[Exercise requirements] Copy out the listing that follows exactly, dropping every picture.

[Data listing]
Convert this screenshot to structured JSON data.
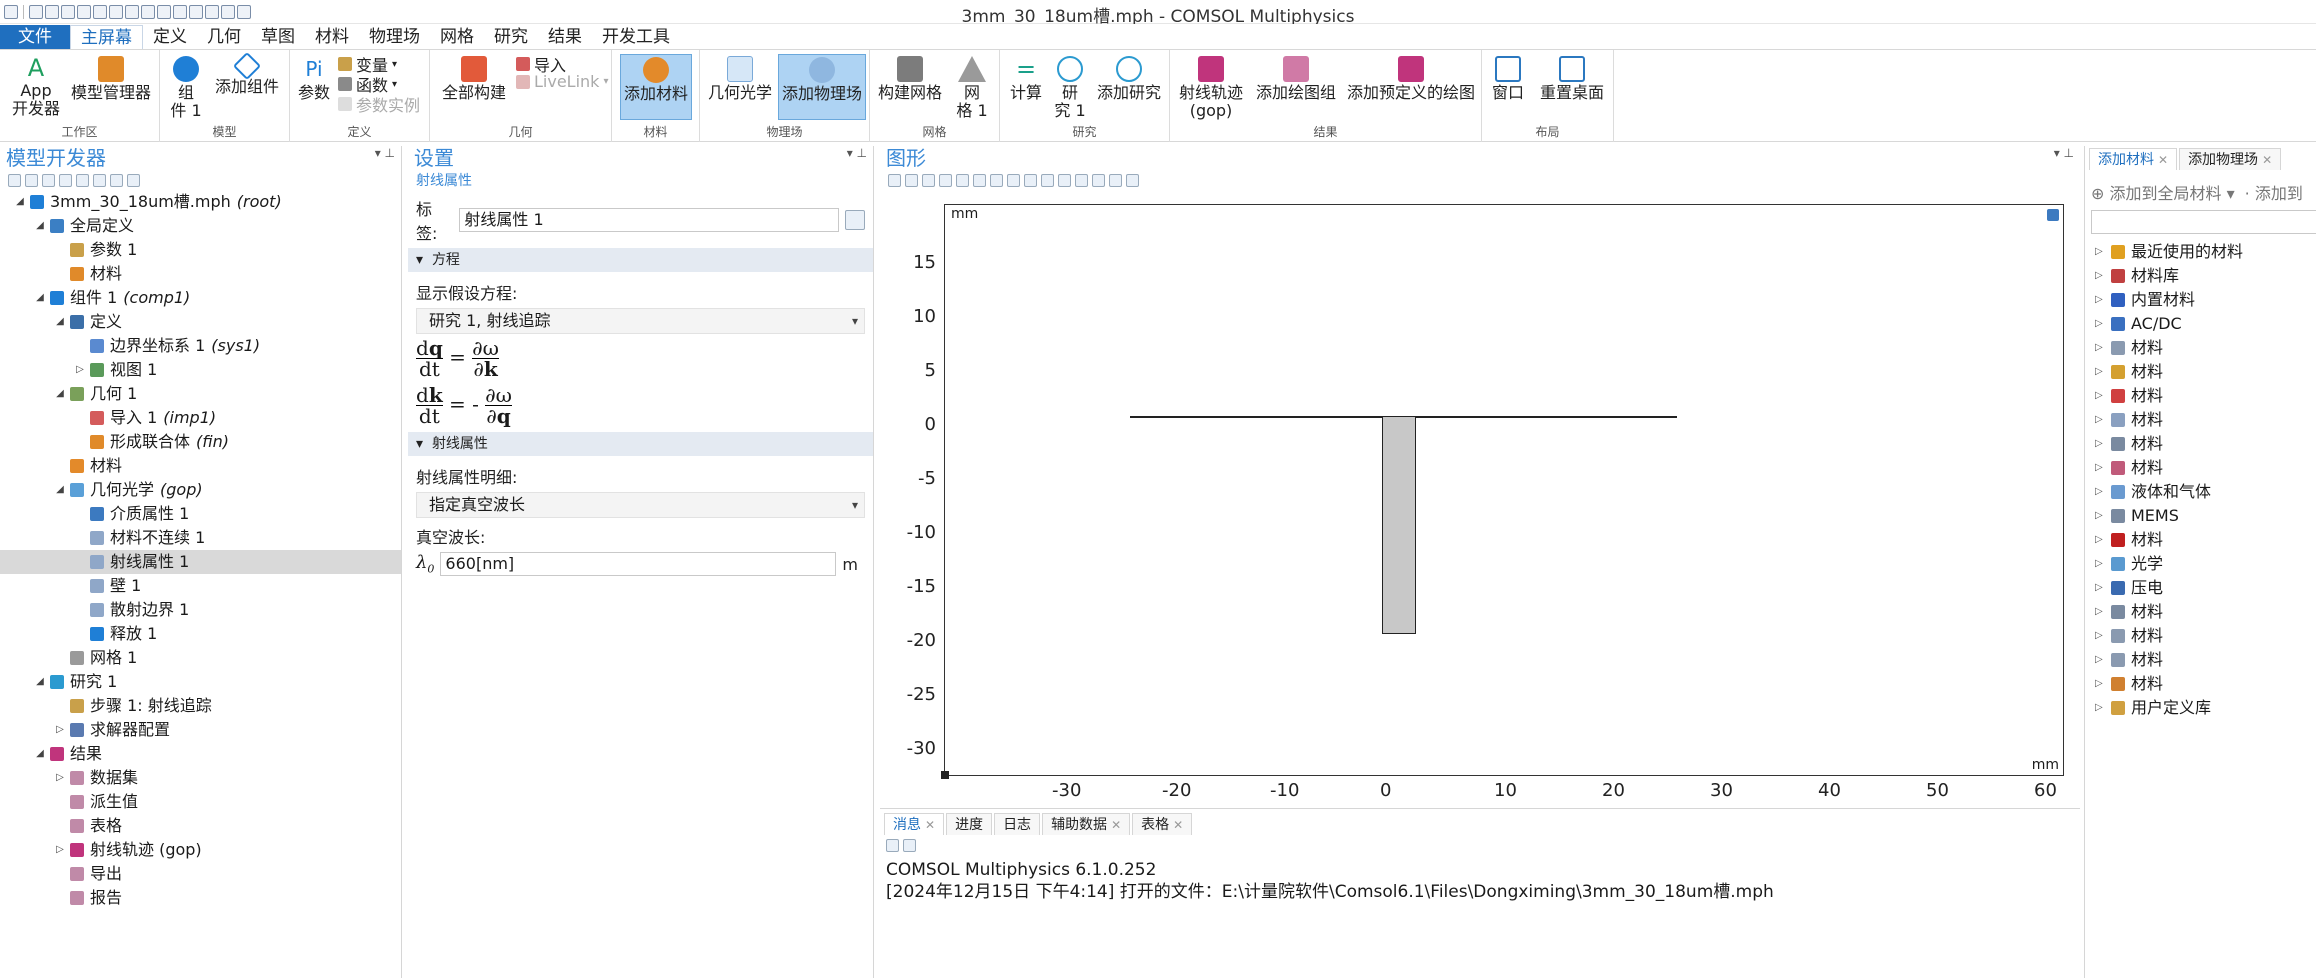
{
  "window": {
    "title": "3mm_30_18um槽.mph - COMSOL Multiphysics"
  },
  "menu": {
    "items": [
      "文件",
      "主屏幕",
      "定义",
      "几何",
      "草图",
      "材料",
      "物理场",
      "网格",
      "研究",
      "结果",
      "开发工具"
    ]
  },
  "ribbon": {
    "groups": [
      "工作区",
      "模型",
      "定义",
      "几何",
      "材料",
      "物理场",
      "网格",
      "研究",
      "结果",
      "布局"
    ],
    "app_dev_1": "App",
    "app_dev_2": "开发器",
    "model_manager": "模型管理器",
    "component_1": "组",
    "component_2": "件 1",
    "add_component": "添加组件",
    "params": "参数",
    "variables": "变量",
    "functions": "函数",
    "param_instance": "参数实例",
    "build_all": "全部构建",
    "import": "导入",
    "livelink": "LiveLink",
    "add_material": "添加材料",
    "geom_optics": "几何光学",
    "add_physics": "添加物理场",
    "build_mesh": "构建网格",
    "mesh_1": "网",
    "mesh_2": "格 1",
    "compute": "计算",
    "study_1": "研",
    "study_2": "究 1",
    "add_study": "添加研究",
    "ray_traj_1": "射线轨迹",
    "ray_traj_2": "(gop)",
    "add_plot_group": "添加绘图组",
    "add_predef_plot": "添加预定义的绘图",
    "window": "窗口",
    "reset_desktop": "重置桌面"
  },
  "model_builder": {
    "title": "模型开发器",
    "tree": [
      {
        "label": "3mm_30_18um槽.mph",
        "tag": "(root)"
      },
      {
        "label": "全局定义",
        "tag": ""
      },
      {
        "label": "参数 1",
        "tag": ""
      },
      {
        "label": "材料",
        "tag": ""
      },
      {
        "label": "组件 1",
        "tag": "(comp1)"
      },
      {
        "label": "定义",
        "tag": ""
      },
      {
        "label": "边界坐标系 1",
        "tag": "(sys1)"
      },
      {
        "label": "视图 1",
        "tag": ""
      },
      {
        "label": "几何 1",
        "tag": ""
      },
      {
        "label": "导入 1",
        "tag": "(imp1)"
      },
      {
        "label": "形成联合体",
        "tag": "(fin)"
      },
      {
        "label": "材料",
        "tag": ""
      },
      {
        "label": "几何光学",
        "tag": "(gop)"
      },
      {
        "label": "介质属性 1",
        "tag": ""
      },
      {
        "label": "材料不连续 1",
        "tag": ""
      },
      {
        "label": "射线属性 1",
        "tag": ""
      },
      {
        "label": "壁 1",
        "tag": ""
      },
      {
        "label": "散射边界 1",
        "tag": ""
      },
      {
        "label": "释放 1",
        "tag": ""
      },
      {
        "label": "网格 1",
        "tag": ""
      },
      {
        "label": "研究 1",
        "tag": ""
      },
      {
        "label": "步骤 1: 射线追踪",
        "tag": ""
      },
      {
        "label": "求解器配置",
        "tag": ""
      },
      {
        "label": "结果",
        "tag": ""
      },
      {
        "label": "数据集",
        "tag": ""
      },
      {
        "label": "派生值",
        "tag": ""
      },
      {
        "label": "表格",
        "tag": ""
      },
      {
        "label": "射线轨迹 (gop)",
        "tag": ""
      },
      {
        "label": "导出",
        "tag": ""
      },
      {
        "label": "报告",
        "tag": ""
      }
    ]
  },
  "settings": {
    "title": "设置",
    "subtitle": "射线属性",
    "label_caption": "标签:",
    "label_value": "射线属性 1",
    "sec_equation": "方程",
    "show_eq_caption": "显示假设方程:",
    "eq_select": "研究 1, 射线追踪",
    "sec_ray": "射线属性",
    "ray_spec_caption": "射线属性明细:",
    "ray_spec": "指定真空波长",
    "vac_wl_caption": "真空波长:",
    "lambda_sym": "λ",
    "lambda_sub": "0",
    "vac_wl_value": "660[nm]",
    "unit": "m"
  },
  "graphics": {
    "title": "图形",
    "unit_tl": "mm",
    "unit_br": "mm",
    "yticks": [
      "15",
      "10",
      "5",
      "0",
      "-5",
      "-10",
      "-15",
      "-20",
      "-25",
      "-30"
    ],
    "xticks": [
      "-30",
      "-20",
      "-10",
      "0",
      "10",
      "20",
      "30",
      "40",
      "50",
      "60"
    ]
  },
  "messages": {
    "tabs": [
      "消息",
      "进度",
      "日志",
      "辅助数据",
      "表格"
    ],
    "line1": "COMSOL Multiphysics 6.1.0.252",
    "line2": "[2024年12月15日 下午4:14] 打开的文件：E:\\计量院软件\\Comsol6.1\\Files\\Dongximing\\3mm_30_18um槽.mph"
  },
  "library": {
    "tabs": [
      "添加材料",
      "添加物理场"
    ],
    "add_global": "添加到全局材料",
    "add_to": "添加到",
    "items": [
      "最近使用的材料",
      "材料库",
      "内置材料",
      "AC/DC",
      "材料",
      "材料",
      "材料",
      "材料",
      "材料",
      "材料",
      "液体和气体",
      "MEMS",
      "材料",
      "光学",
      "压电",
      "材料",
      "材料",
      "材料",
      "材料",
      "用户定义库"
    ]
  },
  "colors": {
    "accent": "#1f6fbf",
    "selected": "#aed3f3",
    "title_blue": "#3c8ad6"
  }
}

[Result of the exercise]
Convert this screenshot to structured JSON data.
{
  "window": {
    "title": "3mm_30_18um槽.mph - COMSOL Multiphysics"
  },
  "menu": {
    "items": [
      "文件",
      "主屏幕",
      "定义",
      "几何",
      "草图",
      "材料",
      "物理场",
      "网格",
      "研究",
      "结果",
      "开发工具"
    ]
  },
  "ribbon": {
    "groups": [
      "工作区",
      "模型",
      "定义",
      "几何",
      "材料",
      "物理场",
      "网格",
      "研究",
      "结果",
      "布局"
    ],
    "app_dev_1": "App",
    "app_dev_2": "开发器",
    "model_manager": "模型管理器",
    "component_1": "组",
    "component_2": "件 1",
    "add_component": "添加组件",
    "params": "参数",
    "variables": "变量",
    "functions": "函数",
    "param_instance": "参数实例",
    "build_all": "全部构建",
    "import": "导入",
    "livelink": "LiveLink",
    "add_material": "添加材料",
    "geom_optics": "几何光学",
    "add_physics": "添加物理场",
    "build_mesh": "构建网格",
    "mesh_1": "网",
    "mesh_2": "格 1",
    "compute": "计算",
    "study_1": "研",
    "study_2": "究 1",
    "add_study": "添加研究",
    "ray_traj_1": "射线轨迹",
    "ray_traj_2": "(gop)",
    "add_plot_group": "添加绘图组",
    "add_predef_plot": "添加预定义的绘图",
    "window": "窗口",
    "reset_desktop": "重置桌面"
  },
  "model_builder": {
    "title": "模型开发器",
    "tree": [
      {
        "label": "3mm_30_18um槽.mph",
        "tag": "(root)"
      },
      {
        "label": "全局定义",
        "tag": ""
      },
      {
        "label": "参数 1",
        "tag": ""
      },
      {
        "label": "材料",
        "tag": ""
      },
      {
        "label": "组件 1",
        "tag": "(comp1)"
      },
      {
        "label": "定义",
        "tag": ""
      },
      {
        "label": "边界坐标系 1",
        "tag": "(sys1)"
      },
      {
        "label": "视图 1",
        "tag": ""
      },
      {
        "label": "几何 1",
        "tag": ""
      },
      {
        "label": "导入 1",
        "tag": "(imp1)"
      },
      {
        "label": "形成联合体",
        "tag": "(fin)"
      },
      {
        "label": "材料",
        "tag": ""
      },
      {
        "label": "几何光学",
        "tag": "(gop)"
      },
      {
        "label": "介质属性 1",
        "tag": ""
      },
      {
        "label": "材料不连续 1",
        "tag": ""
      },
      {
        "label": "射线属性 1",
        "tag": ""
      },
      {
        "label": "壁 1",
        "tag": ""
      },
      {
        "label": "散射边界 1",
        "tag": ""
      },
      {
        "label": "释放 1",
        "tag": ""
      },
      {
        "label": "网格 1",
        "tag": ""
      },
      {
        "label": "研究 1",
        "tag": ""
      },
      {
        "label": "步骤 1: 射线追踪",
        "tag": ""
      },
      {
        "label": "求解器配置",
        "tag": ""
      },
      {
        "label": "结果",
        "tag": ""
      },
      {
        "label": "数据集",
        "tag": ""
      },
      {
        "label": "派生值",
        "tag": ""
      },
      {
        "label": "表格",
        "tag": ""
      },
      {
        "label": "射线轨迹 (gop)",
        "tag": ""
      },
      {
        "label": "导出",
        "tag": ""
      },
      {
        "label": "报告",
        "tag": ""
      }
    ]
  },
  "settings": {
    "title": "设置",
    "subtitle": "射线属性",
    "label_caption": "标签:",
    "label_value": "射线属性 1",
    "sec_equation": "方程",
    "show_eq_caption": "显示假设方程:",
    "eq_select": "研究 1, 射线追踪",
    "sec_ray": "射线属性",
    "ray_spec_caption": "射线属性明细:",
    "ray_spec": "指定真空波长",
    "vac_wl_caption": "真空波长:",
    "lambda_sym": "λ",
    "lambda_sub": "0",
    "vac_wl_value": "660[nm]",
    "unit": "m"
  },
  "graphics": {
    "title": "图形",
    "unit_tl": "mm",
    "unit_br": "mm",
    "yticks": [
      "15",
      "10",
      "5",
      "0",
      "-5",
      "-10",
      "-15",
      "-20",
      "-25",
      "-30"
    ],
    "xticks": [
      "-30",
      "-20",
      "-10",
      "0",
      "10",
      "20",
      "30",
      "40",
      "50",
      "60"
    ]
  },
  "messages": {
    "tabs": [
      "消息",
      "进度",
      "日志",
      "辅助数据",
      "表格"
    ],
    "line1": "COMSOL Multiphysics 6.1.0.252",
    "line2": "[2024年12月15日 下午4:14] 打开的文件：E:\\计量院软件\\Comsol6.1\\Files\\Dongximing\\3mm_30_18um槽.mph"
  },
  "library": {
    "tabs": [
      "添加材料",
      "添加物理场"
    ],
    "add_global": "添加到全局材料",
    "add_to": "添加到",
    "items": [
      "最近使用的材料",
      "材料库",
      "内置材料",
      "AC/DC",
      "材料",
      "材料",
      "材料",
      "材料",
      "材料",
      "材料",
      "液体和气体",
      "MEMS",
      "材料",
      "光学",
      "压电",
      "材料",
      "材料",
      "材料",
      "材料",
      "用户定义库"
    ]
  },
  "colors": {
    "accent": "#1f6fbf",
    "selected": "#aed3f3",
    "title_blue": "#3c8ad6"
  }
}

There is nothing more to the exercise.